Your task is to print all of the material verbatim.

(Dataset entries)
## start

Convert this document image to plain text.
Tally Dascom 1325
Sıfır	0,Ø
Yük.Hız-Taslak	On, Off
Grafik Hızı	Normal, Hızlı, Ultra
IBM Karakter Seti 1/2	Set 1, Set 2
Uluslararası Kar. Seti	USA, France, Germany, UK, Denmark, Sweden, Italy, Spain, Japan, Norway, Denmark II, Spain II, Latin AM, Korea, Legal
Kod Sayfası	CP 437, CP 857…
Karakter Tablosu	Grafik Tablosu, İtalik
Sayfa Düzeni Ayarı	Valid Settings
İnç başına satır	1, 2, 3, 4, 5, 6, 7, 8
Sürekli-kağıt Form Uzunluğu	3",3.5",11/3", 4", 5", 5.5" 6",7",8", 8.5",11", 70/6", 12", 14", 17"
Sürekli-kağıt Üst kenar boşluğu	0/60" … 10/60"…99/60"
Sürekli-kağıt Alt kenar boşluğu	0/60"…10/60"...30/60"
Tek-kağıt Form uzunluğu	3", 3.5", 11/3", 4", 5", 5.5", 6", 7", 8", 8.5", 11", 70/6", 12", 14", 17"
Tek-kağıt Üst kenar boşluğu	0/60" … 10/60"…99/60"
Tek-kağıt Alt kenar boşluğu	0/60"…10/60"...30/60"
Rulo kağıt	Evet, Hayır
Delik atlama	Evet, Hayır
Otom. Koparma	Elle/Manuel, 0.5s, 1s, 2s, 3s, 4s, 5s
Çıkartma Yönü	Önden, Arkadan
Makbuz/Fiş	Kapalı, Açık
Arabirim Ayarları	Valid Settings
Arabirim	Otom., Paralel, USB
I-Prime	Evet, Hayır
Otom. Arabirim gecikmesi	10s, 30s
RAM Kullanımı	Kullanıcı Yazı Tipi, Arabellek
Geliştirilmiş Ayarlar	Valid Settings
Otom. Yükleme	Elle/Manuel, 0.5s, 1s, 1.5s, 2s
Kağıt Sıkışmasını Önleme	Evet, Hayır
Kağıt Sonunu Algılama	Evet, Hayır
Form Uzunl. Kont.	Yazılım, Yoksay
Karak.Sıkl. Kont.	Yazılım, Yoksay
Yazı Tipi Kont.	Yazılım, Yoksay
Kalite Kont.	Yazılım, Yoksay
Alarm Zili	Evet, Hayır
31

## end

▶ [OUTPUT FOR THIS TASK]
Convert this document image to plain text.
Tally Dascom 1325
Sıfır	0,Ø
Yük.Hız-Taslak	On, Off
Grafik Hızı	Normal, Hızlı, Ultra
IBM Karakter Seti 1/2	Set 1, Set 2
Uluslararası Kar. Seti	USA, France, Germany, UK, Denmark, Sweden, Italy, Spain, Japan, Norway, Denmark II, Spain II, Latin AM, Korea, Legal
Kod Sayfası	CP 437, CP 857…
Karakter Tablosu	Grafik Tablosu, İtalik
Sayfa Düzeni Ayarı	Valid Settings
İnç başına satır	1, 2, 3, 4, 5, 6, 7, 8
Sürekli-kağıt Form Uzunluğu	3",3.5",11/3", 4", 5", 5.5" 6",7",8", 8.5",11", 70/6", 12", 14", 17"
Sürekli-kağıt Üst kenar boşluğu	0/60" … 10/60"…99/60"
Sürekli-kağıt Alt kenar boşluğu	0/60"…10/60"...30/60"
Tek-kağıt Form uzunluğu	3", 3.5", 11/3", 4", 5", 5.5", 6", 7", 8", 8.5", 11", 70/6", 12", 14", 17"
Tek-kağıt Üst kenar boşluğu	0/60" … 10/60"…99/60"
Tek-kağıt Alt kenar boşluğu	0/60"…10/60"...30/60"
Rulo kağıt	Evet, Hayır
Delik atlama	Evet, Hayır
Otom. Koparma	Elle/Manuel, 0.5s, 1s, 2s, 3s, 4s, 5s
Çıkartma Yönü	Önden, Arkadan
Makbuz/Fiş	Kapalı, Açık
Arabirim Ayarları	Valid Settings
Arabirim	Otom., Paralel, USB
I-Prime	Evet, Hayır
Otom. Arabirim gecikmesi	10s, 30s
RAM Kullanımı	Kullanıcı Yazı Tipi, Arabellek
Geliştirilmiş Ayarlar	Valid Settings
Otom. Yükleme	Elle/Manuel, 0.5s, 1s, 1.5s, 2s
Kağıt Sıkışmasını Önleme	Evet, Hayır
Kağıt Sonunu Algılama	Evet, Hayır
Form Uzunl. Kont.	Yazılım, Yoksay
Karak.Sıkl. Kont.	Yazılım, Yoksay
Yazı Tipi Kont.	Yazılım, Yoksay
Kalite Kont.	Yazılım, Yoksay
Alarm Zili	Evet, Hayır
31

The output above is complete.